Dataset entries:
::::
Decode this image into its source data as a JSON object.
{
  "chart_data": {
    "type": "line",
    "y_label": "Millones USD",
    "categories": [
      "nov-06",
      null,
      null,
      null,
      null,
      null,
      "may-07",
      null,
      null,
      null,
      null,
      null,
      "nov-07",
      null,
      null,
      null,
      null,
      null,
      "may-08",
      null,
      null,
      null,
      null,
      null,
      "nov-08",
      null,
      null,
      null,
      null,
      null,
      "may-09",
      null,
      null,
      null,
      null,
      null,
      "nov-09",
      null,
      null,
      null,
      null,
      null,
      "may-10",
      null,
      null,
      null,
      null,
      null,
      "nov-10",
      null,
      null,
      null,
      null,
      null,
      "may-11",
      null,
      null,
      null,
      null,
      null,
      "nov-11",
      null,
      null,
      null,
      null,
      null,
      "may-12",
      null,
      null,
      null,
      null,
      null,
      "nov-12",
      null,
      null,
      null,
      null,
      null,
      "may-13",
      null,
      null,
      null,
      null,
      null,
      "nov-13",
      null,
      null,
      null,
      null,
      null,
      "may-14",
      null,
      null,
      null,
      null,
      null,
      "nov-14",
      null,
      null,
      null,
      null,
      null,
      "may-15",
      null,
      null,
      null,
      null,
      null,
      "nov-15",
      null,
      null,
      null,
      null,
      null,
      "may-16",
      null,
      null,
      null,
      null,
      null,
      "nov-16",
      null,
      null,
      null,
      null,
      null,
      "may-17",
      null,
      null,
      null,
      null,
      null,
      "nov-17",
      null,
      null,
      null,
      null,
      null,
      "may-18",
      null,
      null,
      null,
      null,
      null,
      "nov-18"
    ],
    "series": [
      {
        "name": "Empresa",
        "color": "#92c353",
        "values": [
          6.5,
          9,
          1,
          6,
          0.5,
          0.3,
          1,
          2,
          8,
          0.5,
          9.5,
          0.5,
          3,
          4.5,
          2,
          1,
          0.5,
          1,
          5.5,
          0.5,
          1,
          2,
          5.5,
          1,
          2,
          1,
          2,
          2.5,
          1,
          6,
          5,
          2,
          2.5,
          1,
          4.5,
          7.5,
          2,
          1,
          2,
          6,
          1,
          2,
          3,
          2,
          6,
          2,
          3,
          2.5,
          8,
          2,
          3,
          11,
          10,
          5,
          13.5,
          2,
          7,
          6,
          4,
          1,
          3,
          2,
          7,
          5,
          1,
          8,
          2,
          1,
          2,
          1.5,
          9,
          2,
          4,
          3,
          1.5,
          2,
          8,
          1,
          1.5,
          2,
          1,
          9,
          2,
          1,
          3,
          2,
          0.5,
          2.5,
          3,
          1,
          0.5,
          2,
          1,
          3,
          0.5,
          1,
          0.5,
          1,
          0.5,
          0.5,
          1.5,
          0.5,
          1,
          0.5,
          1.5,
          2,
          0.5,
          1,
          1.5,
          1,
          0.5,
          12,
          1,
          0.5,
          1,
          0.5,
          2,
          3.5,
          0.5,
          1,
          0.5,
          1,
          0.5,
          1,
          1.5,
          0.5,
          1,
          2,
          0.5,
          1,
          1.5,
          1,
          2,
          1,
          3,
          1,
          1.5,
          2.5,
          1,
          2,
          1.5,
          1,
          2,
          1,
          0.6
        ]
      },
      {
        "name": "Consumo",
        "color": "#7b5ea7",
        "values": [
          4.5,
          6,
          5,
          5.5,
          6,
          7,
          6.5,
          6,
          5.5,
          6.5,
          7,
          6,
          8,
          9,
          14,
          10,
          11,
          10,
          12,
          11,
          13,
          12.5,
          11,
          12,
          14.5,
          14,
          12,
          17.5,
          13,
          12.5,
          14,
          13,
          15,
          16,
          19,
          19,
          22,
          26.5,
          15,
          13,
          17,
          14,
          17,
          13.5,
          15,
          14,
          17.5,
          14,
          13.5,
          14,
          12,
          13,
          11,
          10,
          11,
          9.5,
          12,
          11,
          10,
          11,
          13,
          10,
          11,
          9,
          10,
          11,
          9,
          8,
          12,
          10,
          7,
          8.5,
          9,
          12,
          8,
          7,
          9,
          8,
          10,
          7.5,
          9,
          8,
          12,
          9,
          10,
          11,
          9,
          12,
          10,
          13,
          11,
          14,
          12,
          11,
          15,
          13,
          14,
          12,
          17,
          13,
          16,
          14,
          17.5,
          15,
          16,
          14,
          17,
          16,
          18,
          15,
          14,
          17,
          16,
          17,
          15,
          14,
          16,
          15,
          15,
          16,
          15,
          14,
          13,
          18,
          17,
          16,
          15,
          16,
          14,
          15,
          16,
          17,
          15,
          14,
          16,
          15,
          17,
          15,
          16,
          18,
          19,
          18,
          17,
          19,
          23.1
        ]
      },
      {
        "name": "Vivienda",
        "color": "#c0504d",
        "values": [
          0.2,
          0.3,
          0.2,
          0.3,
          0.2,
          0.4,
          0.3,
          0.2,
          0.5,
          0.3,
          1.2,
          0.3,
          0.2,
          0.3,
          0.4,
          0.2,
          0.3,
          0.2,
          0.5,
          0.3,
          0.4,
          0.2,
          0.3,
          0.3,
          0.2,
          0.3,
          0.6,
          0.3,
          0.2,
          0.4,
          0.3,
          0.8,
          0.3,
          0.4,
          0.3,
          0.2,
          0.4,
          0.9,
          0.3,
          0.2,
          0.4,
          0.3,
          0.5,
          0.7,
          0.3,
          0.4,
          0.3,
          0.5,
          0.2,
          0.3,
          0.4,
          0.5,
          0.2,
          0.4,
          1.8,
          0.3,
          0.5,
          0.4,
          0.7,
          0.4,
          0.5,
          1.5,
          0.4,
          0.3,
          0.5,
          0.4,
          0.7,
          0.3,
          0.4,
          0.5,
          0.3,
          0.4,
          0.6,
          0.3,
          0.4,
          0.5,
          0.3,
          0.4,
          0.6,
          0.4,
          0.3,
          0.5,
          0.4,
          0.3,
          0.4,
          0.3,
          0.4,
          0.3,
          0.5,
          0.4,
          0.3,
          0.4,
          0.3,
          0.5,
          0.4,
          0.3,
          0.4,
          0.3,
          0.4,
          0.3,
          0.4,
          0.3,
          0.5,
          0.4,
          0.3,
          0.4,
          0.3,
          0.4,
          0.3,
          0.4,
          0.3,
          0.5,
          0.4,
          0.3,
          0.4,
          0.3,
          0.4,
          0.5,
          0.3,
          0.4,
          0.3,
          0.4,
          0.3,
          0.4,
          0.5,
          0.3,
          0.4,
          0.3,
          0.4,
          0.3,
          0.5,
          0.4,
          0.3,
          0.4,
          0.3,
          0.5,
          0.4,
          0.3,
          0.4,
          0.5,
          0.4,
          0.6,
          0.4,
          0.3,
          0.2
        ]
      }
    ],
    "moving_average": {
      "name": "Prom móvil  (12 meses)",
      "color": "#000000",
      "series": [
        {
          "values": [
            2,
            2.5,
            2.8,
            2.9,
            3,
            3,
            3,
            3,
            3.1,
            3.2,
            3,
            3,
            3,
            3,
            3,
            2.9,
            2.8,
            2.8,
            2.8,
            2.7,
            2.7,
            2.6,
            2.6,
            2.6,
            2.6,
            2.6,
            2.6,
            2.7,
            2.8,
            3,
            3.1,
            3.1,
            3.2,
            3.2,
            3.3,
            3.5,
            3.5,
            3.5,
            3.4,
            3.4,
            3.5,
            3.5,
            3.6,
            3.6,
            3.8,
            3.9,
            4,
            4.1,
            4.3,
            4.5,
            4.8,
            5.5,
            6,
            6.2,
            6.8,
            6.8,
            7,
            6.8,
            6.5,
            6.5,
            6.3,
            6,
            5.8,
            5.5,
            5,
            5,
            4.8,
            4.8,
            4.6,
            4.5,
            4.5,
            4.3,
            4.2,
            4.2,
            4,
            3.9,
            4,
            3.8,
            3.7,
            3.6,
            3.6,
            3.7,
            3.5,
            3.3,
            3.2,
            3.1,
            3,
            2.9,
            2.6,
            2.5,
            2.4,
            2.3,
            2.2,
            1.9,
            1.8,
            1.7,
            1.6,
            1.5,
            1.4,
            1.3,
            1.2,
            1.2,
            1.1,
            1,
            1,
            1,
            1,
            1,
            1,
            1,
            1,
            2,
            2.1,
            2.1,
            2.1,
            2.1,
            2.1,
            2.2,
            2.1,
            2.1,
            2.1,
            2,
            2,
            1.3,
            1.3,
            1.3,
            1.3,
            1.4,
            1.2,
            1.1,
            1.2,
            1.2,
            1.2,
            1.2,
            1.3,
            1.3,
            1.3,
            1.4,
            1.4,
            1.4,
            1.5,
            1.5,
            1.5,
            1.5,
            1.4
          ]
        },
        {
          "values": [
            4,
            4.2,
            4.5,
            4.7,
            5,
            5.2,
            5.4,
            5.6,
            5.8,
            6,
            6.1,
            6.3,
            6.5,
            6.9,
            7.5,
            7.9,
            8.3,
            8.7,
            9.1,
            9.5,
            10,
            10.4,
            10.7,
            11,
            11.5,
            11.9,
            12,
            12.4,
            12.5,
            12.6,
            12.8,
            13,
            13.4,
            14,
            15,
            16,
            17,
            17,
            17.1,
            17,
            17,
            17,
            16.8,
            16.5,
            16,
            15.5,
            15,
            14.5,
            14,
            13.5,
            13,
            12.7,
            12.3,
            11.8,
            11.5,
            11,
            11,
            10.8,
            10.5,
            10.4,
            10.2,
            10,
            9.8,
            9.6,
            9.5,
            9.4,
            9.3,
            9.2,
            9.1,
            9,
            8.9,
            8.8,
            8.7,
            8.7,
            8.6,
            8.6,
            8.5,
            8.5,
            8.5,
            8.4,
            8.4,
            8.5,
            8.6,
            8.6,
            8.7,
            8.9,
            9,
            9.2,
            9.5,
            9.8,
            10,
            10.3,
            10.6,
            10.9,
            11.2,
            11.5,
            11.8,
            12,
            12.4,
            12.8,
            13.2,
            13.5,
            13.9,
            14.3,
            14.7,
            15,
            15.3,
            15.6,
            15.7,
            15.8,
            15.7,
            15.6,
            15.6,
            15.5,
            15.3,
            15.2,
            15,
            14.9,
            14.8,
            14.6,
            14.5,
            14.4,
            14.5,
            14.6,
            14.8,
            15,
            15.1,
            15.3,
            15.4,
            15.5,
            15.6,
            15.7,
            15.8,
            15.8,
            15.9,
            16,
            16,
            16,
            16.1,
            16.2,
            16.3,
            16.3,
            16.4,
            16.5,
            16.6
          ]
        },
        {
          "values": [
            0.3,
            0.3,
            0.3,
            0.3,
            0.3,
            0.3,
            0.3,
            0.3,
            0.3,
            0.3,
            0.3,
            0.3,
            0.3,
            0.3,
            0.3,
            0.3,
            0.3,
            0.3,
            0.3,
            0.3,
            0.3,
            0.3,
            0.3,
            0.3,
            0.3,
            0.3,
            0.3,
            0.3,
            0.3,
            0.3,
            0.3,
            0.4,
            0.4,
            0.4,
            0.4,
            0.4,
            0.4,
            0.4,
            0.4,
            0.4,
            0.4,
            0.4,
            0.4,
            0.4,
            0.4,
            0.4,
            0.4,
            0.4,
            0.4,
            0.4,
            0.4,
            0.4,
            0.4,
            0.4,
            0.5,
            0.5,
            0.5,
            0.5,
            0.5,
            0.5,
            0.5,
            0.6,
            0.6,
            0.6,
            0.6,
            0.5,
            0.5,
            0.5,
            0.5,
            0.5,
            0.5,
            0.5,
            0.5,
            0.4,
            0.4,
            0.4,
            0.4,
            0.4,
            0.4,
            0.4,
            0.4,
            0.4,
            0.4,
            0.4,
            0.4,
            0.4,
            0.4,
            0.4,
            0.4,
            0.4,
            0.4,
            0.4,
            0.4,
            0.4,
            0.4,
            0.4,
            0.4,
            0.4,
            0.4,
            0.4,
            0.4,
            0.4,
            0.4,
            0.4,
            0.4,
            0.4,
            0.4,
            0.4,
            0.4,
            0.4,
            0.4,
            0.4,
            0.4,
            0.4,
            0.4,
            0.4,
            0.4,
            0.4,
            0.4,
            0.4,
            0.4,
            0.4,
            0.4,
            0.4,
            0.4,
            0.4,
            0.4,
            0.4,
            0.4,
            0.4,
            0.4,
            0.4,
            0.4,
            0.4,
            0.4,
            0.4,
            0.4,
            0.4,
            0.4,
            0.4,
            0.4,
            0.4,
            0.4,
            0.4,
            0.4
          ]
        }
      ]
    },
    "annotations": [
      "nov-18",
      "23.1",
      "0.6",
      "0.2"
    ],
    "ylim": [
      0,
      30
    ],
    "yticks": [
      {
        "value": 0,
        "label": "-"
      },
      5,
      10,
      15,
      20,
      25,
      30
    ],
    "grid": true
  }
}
::::
Exercise details: Copy every line of the records above that contains "name".

Exercise answer:
        "name": "Empresa",
        "name": "Consumo",
        "name": "Vivienda",
      "name": "Prom móvil  (12 meses)",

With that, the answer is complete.